* [WHAT THE EXERCISE ASKS]:
Reproduce each line from the records that holds "Once".

Stored data
┄┄┄┄┄┄

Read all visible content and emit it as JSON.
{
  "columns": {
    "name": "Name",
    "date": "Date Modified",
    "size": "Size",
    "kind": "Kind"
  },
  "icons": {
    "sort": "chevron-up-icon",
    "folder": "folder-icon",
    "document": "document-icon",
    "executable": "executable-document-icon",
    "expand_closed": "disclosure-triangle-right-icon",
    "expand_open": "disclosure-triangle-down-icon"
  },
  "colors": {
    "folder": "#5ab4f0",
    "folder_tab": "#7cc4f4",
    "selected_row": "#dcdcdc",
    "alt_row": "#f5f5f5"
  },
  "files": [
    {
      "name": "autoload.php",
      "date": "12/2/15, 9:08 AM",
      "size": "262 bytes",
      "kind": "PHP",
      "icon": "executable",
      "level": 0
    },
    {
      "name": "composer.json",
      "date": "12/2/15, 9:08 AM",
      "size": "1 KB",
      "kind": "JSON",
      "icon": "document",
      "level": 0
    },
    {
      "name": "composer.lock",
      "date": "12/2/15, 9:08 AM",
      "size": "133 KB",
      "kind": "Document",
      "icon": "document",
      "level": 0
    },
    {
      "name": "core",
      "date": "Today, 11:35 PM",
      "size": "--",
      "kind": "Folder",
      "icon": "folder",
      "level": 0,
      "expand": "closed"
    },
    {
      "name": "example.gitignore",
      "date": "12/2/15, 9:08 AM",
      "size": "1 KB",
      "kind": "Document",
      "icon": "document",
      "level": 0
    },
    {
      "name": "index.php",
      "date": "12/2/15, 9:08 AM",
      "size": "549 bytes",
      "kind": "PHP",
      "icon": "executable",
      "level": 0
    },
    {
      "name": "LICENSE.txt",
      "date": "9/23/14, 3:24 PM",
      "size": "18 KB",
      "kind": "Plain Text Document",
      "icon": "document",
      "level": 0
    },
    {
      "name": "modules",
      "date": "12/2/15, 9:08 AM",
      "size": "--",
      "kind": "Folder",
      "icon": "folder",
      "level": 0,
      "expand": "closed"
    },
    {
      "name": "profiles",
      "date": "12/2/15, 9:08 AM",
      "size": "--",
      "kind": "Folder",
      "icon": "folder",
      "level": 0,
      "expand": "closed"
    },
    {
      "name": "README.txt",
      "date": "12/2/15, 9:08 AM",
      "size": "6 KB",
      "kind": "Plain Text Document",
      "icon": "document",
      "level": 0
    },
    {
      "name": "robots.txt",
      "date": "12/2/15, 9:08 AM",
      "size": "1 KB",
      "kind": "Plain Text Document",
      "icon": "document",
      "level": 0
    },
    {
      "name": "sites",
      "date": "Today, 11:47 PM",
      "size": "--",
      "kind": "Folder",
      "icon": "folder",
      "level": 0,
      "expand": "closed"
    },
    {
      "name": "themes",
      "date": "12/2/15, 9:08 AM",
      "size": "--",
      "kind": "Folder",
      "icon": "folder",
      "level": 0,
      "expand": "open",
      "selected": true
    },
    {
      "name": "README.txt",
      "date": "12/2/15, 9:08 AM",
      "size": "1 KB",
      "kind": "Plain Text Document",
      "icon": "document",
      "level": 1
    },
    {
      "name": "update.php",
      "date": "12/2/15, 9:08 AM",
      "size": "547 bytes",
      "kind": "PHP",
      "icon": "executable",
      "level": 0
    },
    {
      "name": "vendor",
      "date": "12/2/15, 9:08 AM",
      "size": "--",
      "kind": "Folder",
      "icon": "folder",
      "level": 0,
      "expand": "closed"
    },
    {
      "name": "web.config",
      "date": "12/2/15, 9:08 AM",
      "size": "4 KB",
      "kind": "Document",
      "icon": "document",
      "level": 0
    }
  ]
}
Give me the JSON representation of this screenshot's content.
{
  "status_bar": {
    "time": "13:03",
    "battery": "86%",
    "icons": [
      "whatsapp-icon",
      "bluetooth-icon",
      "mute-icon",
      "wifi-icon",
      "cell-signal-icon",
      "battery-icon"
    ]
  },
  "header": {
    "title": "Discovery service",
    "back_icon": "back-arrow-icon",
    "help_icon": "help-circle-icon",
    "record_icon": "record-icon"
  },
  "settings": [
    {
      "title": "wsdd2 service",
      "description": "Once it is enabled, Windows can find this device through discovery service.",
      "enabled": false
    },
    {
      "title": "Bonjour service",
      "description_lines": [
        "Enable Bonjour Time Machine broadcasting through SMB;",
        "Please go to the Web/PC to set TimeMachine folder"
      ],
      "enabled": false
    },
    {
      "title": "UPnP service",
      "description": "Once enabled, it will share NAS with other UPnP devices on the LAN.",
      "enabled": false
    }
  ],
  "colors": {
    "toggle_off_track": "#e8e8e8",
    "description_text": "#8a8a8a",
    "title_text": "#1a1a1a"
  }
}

┄┄┄┄┄┄

* [SOLUTION TO THIS TASK]:
      "description": "Once it is enabled, Windows can find this device through discovery service.",
      "description": "Once enabled, it will share NAS with other UPnP devices on the LAN.",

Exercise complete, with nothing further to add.